(Records that describe figures)
* * * * *
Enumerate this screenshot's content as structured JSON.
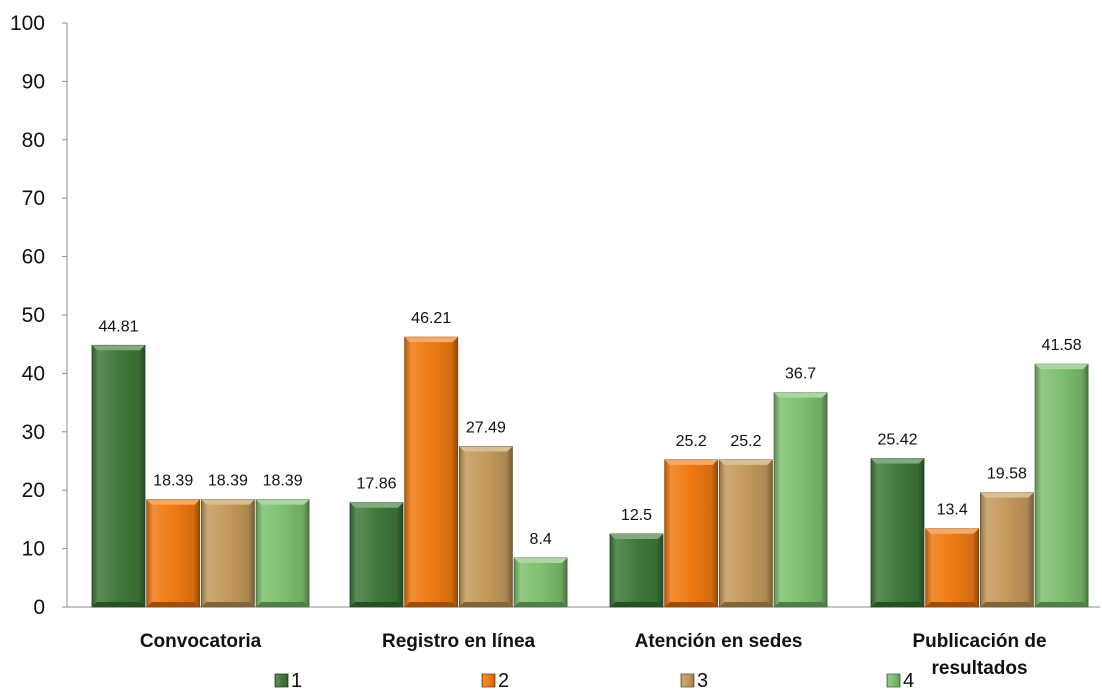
{
  "chart_data": {
    "type": "bar",
    "categories": [
      [
        "Convocatoria"
      ],
      [
        "Registro en línea"
      ],
      [
        "Atención en sedes"
      ],
      [
        "Publicación de",
        "resultados"
      ]
    ],
    "series": [
      {
        "name": "1",
        "values": [
          44.81,
          17.86,
          12.5,
          25.42
        ],
        "color": "#3f7a3a"
      },
      {
        "name": "2",
        "values": [
          18.39,
          46.21,
          25.2,
          13.4
        ],
        "color": "#f07a12"
      },
      {
        "name": "3",
        "values": [
          18.39,
          27.49,
          25.2,
          19.58
        ],
        "color": "#c49a5c"
      },
      {
        "name": "4",
        "values": [
          18.39,
          8.4,
          36.7,
          41.58
        ],
        "color": "#7dc06f"
      }
    ],
    "data_labels": [
      [
        "44.81",
        "17.86",
        "12.5",
        "25.42"
      ],
      [
        "18.39",
        "46.21",
        "25.2",
        "13.4"
      ],
      [
        "18.39",
        "27.49",
        "25.2",
        "19.58"
      ],
      [
        "18.39",
        "8.4",
        "36.7",
        "41.58"
      ]
    ],
    "y_ticks": [
      "0",
      "10",
      "20",
      "30",
      "40",
      "50",
      "60",
      "70",
      "80",
      "90",
      "100"
    ],
    "ylim": [
      0,
      100
    ],
    "grid": false,
    "legend_position": "bottom"
  }
}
* * * * *
# EXERCISE GOAL
Go through the material above and copy each line that has the word "color".

# COMPLETE RESPONSE
        "color": "#3f7a3a"
        "color": "#f07a12"
        "color": "#c49a5c"
        "color": "#7dc06f"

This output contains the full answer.